-- start INFORMATION PROVIDED --

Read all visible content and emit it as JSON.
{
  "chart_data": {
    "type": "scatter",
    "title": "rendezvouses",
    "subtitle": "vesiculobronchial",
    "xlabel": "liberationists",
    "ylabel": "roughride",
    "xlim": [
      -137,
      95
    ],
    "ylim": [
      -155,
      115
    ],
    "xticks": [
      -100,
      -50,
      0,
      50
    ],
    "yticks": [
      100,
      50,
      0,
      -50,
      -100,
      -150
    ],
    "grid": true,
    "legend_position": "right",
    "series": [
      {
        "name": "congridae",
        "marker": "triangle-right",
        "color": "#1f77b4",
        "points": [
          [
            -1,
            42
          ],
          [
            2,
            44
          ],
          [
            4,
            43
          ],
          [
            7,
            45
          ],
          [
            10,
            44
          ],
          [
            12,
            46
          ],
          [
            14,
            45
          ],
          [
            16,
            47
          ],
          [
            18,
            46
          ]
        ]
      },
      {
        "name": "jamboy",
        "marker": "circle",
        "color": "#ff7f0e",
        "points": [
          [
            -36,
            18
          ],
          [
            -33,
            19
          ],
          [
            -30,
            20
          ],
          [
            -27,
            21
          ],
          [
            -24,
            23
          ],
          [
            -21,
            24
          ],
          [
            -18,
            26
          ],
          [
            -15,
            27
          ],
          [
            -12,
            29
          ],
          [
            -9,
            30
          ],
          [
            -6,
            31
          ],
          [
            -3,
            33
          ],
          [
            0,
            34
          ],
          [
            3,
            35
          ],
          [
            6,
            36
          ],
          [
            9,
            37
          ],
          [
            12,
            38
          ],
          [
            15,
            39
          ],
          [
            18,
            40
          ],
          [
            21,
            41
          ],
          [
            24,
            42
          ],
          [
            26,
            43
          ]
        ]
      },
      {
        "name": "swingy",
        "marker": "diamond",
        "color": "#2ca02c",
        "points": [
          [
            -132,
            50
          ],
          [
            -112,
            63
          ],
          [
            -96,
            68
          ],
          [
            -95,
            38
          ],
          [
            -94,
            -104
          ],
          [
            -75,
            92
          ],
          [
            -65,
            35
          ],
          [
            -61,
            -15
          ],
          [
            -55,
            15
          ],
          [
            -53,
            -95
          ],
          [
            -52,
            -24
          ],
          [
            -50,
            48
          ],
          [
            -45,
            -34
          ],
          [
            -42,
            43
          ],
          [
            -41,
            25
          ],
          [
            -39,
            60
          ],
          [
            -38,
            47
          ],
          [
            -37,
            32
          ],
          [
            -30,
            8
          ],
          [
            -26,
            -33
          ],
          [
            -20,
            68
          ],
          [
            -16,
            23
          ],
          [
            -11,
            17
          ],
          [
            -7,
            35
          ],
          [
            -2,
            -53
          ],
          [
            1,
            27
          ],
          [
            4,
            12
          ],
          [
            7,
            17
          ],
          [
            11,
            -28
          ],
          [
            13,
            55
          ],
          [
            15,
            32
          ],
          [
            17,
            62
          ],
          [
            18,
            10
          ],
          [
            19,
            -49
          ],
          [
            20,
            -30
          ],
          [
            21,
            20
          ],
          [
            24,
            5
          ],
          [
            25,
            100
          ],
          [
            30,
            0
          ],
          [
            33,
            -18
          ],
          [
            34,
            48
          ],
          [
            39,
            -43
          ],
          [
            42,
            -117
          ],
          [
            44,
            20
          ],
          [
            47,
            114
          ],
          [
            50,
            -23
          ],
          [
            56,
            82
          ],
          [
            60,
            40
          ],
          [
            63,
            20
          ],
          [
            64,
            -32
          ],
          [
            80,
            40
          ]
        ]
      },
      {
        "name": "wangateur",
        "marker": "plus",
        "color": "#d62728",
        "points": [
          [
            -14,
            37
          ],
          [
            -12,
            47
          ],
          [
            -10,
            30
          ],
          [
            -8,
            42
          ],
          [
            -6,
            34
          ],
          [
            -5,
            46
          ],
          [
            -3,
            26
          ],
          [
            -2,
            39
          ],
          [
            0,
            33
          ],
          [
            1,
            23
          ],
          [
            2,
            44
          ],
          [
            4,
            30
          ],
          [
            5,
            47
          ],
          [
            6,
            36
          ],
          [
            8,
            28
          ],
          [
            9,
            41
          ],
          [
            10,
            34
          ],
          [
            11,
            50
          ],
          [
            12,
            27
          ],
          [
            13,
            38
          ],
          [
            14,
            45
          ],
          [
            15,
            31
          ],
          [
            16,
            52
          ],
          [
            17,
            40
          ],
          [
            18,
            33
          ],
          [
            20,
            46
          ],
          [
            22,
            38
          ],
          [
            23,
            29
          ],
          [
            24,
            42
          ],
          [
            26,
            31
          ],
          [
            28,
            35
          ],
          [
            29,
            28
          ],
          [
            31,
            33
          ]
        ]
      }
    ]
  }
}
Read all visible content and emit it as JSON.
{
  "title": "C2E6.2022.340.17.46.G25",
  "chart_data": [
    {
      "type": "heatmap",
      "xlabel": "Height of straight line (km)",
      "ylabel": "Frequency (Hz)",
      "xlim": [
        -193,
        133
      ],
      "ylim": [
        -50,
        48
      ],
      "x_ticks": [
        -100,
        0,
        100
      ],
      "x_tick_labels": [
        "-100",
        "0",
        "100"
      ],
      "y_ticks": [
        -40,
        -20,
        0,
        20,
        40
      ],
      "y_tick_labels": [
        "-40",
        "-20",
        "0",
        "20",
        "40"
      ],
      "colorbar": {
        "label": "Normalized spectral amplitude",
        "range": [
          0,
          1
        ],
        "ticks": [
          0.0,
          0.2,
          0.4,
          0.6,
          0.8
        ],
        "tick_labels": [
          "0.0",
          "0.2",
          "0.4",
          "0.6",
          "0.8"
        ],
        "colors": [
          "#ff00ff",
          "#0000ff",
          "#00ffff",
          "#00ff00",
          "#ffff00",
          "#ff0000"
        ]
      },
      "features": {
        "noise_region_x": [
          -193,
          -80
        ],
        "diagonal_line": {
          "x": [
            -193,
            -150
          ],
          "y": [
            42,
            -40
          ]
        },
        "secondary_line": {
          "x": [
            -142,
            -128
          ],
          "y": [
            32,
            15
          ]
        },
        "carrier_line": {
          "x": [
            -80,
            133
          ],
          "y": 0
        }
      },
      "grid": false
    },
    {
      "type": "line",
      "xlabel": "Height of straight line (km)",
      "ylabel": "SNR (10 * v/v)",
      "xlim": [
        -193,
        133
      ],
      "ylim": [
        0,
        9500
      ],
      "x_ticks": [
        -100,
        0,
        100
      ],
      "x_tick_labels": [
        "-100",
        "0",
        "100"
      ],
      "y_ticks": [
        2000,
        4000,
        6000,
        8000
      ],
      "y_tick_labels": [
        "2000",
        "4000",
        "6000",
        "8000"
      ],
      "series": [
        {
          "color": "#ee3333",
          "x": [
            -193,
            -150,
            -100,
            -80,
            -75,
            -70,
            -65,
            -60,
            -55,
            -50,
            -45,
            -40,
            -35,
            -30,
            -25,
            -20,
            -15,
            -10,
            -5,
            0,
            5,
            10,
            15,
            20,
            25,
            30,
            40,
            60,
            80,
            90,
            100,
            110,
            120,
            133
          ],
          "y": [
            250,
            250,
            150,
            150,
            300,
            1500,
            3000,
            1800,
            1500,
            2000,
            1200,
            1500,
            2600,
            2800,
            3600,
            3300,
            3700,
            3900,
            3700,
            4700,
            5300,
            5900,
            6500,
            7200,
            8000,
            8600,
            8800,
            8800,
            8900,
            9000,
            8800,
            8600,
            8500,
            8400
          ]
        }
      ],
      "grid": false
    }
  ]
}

-- end INFORMATION PROVIDED --

▸ TO DO: Your task is to return the full listing exactly as it was given.

▸ RESULT BELOW:
Read all visible content and emit it as JSON.
{
  "chart_data": {
    "type": "scatter",
    "title": "rendezvouses",
    "subtitle": "vesiculobronchial",
    "xlabel": "liberationists",
    "ylabel": "roughride",
    "xlim": [
      -137,
      95
    ],
    "ylim": [
      -155,
      115
    ],
    "xticks": [
      -100,
      -50,
      0,
      50
    ],
    "yticks": [
      100,
      50,
      0,
      -50,
      -100,
      -150
    ],
    "grid": true,
    "legend_position": "right",
    "series": [
      {
        "name": "congridae",
        "marker": "triangle-right",
        "color": "#1f77b4",
        "points": [
          [
            -1,
            42
          ],
          [
            2,
            44
          ],
          [
            4,
            43
          ],
          [
            7,
            45
          ],
          [
            10,
            44
          ],
          [
            12,
            46
          ],
          [
            14,
            45
          ],
          [
            16,
            47
          ],
          [
            18,
            46
          ]
        ]
      },
      {
        "name": "jamboy",
        "marker": "circle",
        "color": "#ff7f0e",
        "points": [
          [
            -36,
            18
          ],
          [
            -33,
            19
          ],
          [
            -30,
            20
          ],
          [
            -27,
            21
          ],
          [
            -24,
            23
          ],
          [
            -21,
            24
          ],
          [
            -18,
            26
          ],
          [
            -15,
            27
          ],
          [
            -12,
            29
          ],
          [
            -9,
            30
          ],
          [
            -6,
            31
          ],
          [
            -3,
            33
          ],
          [
            0,
            34
          ],
          [
            3,
            35
          ],
          [
            6,
            36
          ],
          [
            9,
            37
          ],
          [
            12,
            38
          ],
          [
            15,
            39
          ],
          [
            18,
            40
          ],
          [
            21,
            41
          ],
          [
            24,
            42
          ],
          [
            26,
            43
          ]
        ]
      },
      {
        "name": "swingy",
        "marker": "diamond",
        "color": "#2ca02c",
        "points": [
          [
            -132,
            50
          ],
          [
            -112,
            63
          ],
          [
            -96,
            68
          ],
          [
            -95,
            38
          ],
          [
            -94,
            -104
          ],
          [
            -75,
            92
          ],
          [
            -65,
            35
          ],
          [
            -61,
            -15
          ],
          [
            -55,
            15
          ],
          [
            -53,
            -95
          ],
          [
            -52,
            -24
          ],
          [
            -50,
            48
          ],
          [
            -45,
            -34
          ],
          [
            -42,
            43
          ],
          [
            -41,
            25
          ],
          [
            -39,
            60
          ],
          [
            -38,
            47
          ],
          [
            -37,
            32
          ],
          [
            -30,
            8
          ],
          [
            -26,
            -33
          ],
          [
            -20,
            68
          ],
          [
            -16,
            23
          ],
          [
            -11,
            17
          ],
          [
            -7,
            35
          ],
          [
            -2,
            -53
          ],
          [
            1,
            27
          ],
          [
            4,
            12
          ],
          [
            7,
            17
          ],
          [
            11,
            -28
          ],
          [
            13,
            55
          ],
          [
            15,
            32
          ],
          [
            17,
            62
          ],
          [
            18,
            10
          ],
          [
            19,
            -49
          ],
          [
            20,
            -30
          ],
          [
            21,
            20
          ],
          [
            24,
            5
          ],
          [
            25,
            100
          ],
          [
            30,
            0
          ],
          [
            33,
            -18
          ],
          [
            34,
            48
          ],
          [
            39,
            -43
          ],
          [
            42,
            -117
          ],
          [
            44,
            20
          ],
          [
            47,
            114
          ],
          [
            50,
            -23
          ],
          [
            56,
            82
          ],
          [
            60,
            40
          ],
          [
            63,
            20
          ],
          [
            64,
            -32
          ],
          [
            80,
            40
          ]
        ]
      },
      {
        "name": "wangateur",
        "marker": "plus",
        "color": "#d62728",
        "points": [
          [
            -14,
            37
          ],
          [
            -12,
            47
          ],
          [
            -10,
            30
          ],
          [
            -8,
            42
          ],
          [
            -6,
            34
          ],
          [
            -5,
            46
          ],
          [
            -3,
            26
          ],
          [
            -2,
            39
          ],
          [
            0,
            33
          ],
          [
            1,
            23
          ],
          [
            2,
            44
          ],
          [
            4,
            30
          ],
          [
            5,
            47
          ],
          [
            6,
            36
          ],
          [
            8,
            28
          ],
          [
            9,
            41
          ],
          [
            10,
            34
          ],
          [
            11,
            50
          ],
          [
            12,
            27
          ],
          [
            13,
            38
          ],
          [
            14,
            45
          ],
          [
            15,
            31
          ],
          [
            16,
            52
          ],
          [
            17,
            40
          ],
          [
            18,
            33
          ],
          [
            20,
            46
          ],
          [
            22,
            38
          ],
          [
            23,
            29
          ],
          [
            24,
            42
          ],
          [
            26,
            31
          ],
          [
            28,
            35
          ],
          [
            29,
            28
          ],
          [
            31,
            33
          ]
        ]
      }
    ]
  }
}
Read all visible content and emit it as JSON.
{
  "title": "C2E6.2022.340.17.46.G25",
  "chart_data": [
    {
      "type": "heatmap",
      "xlabel": "Height of straight line (km)",
      "ylabel": "Frequency (Hz)",
      "xlim": [
        -193,
        133
      ],
      "ylim": [
        -50,
        48
      ],
      "x_ticks": [
        -100,
        0,
        100
      ],
      "x_tick_labels": [
        "-100",
        "0",
        "100"
      ],
      "y_ticks": [
        -40,
        -20,
        0,
        20,
        40
      ],
      "y_tick_labels": [
        "-40",
        "-20",
        "0",
        "20",
        "40"
      ],
      "colorbar": {
        "label": "Normalized spectral amplitude",
        "range": [
          0,
          1
        ],
        "ticks": [
          0.0,
          0.2,
          0.4,
          0.6,
          0.8
        ],
        "tick_labels": [
          "0.0",
          "0.2",
          "0.4",
          "0.6",
          "0.8"
        ],
        "colors": [
          "#ff00ff",
          "#0000ff",
          "#00ffff",
          "#00ff00",
          "#ffff00",
          "#ff0000"
        ]
      },
      "features": {
        "noise_region_x": [
          -193,
          -80
        ],
        "diagonal_line": {
          "x": [
            -193,
            -150
          ],
          "y": [
            42,
            -40
          ]
        },
        "secondary_line": {
          "x": [
            -142,
            -128
          ],
          "y": [
            32,
            15
          ]
        },
        "carrier_line": {
          "x": [
            -80,
            133
          ],
          "y": 0
        }
      },
      "grid": false
    },
    {
      "type": "line",
      "xlabel": "Height of straight line (km)",
      "ylabel": "SNR (10 * v/v)",
      "xlim": [
        -193,
        133
      ],
      "ylim": [
        0,
        9500
      ],
      "x_ticks": [
        -100,
        0,
        100
      ],
      "x_tick_labels": [
        "-100",
        "0",
        "100"
      ],
      "y_ticks": [
        2000,
        4000,
        6000,
        8000
      ],
      "y_tick_labels": [
        "2000",
        "4000",
        "6000",
        "8000"
      ],
      "series": [
        {
          "color": "#ee3333",
          "x": [
            -193,
            -150,
            -100,
            -80,
            -75,
            -70,
            -65,
            -60,
            -55,
            -50,
            -45,
            -40,
            -35,
            -30,
            -25,
            -20,
            -15,
            -10,
            -5,
            0,
            5,
            10,
            15,
            20,
            25,
            30,
            40,
            60,
            80,
            90,
            100,
            110,
            120,
            133
          ],
          "y": [
            250,
            250,
            150,
            150,
            300,
            1500,
            3000,
            1800,
            1500,
            2000,
            1200,
            1500,
            2600,
            2800,
            3600,
            3300,
            3700,
            3900,
            3700,
            4700,
            5300,
            5900,
            6500,
            7200,
            8000,
            8600,
            8800,
            8800,
            8900,
            9000,
            8800,
            8600,
            8500,
            8400
          ]
        }
      ],
      "grid": false
    }
  ]
}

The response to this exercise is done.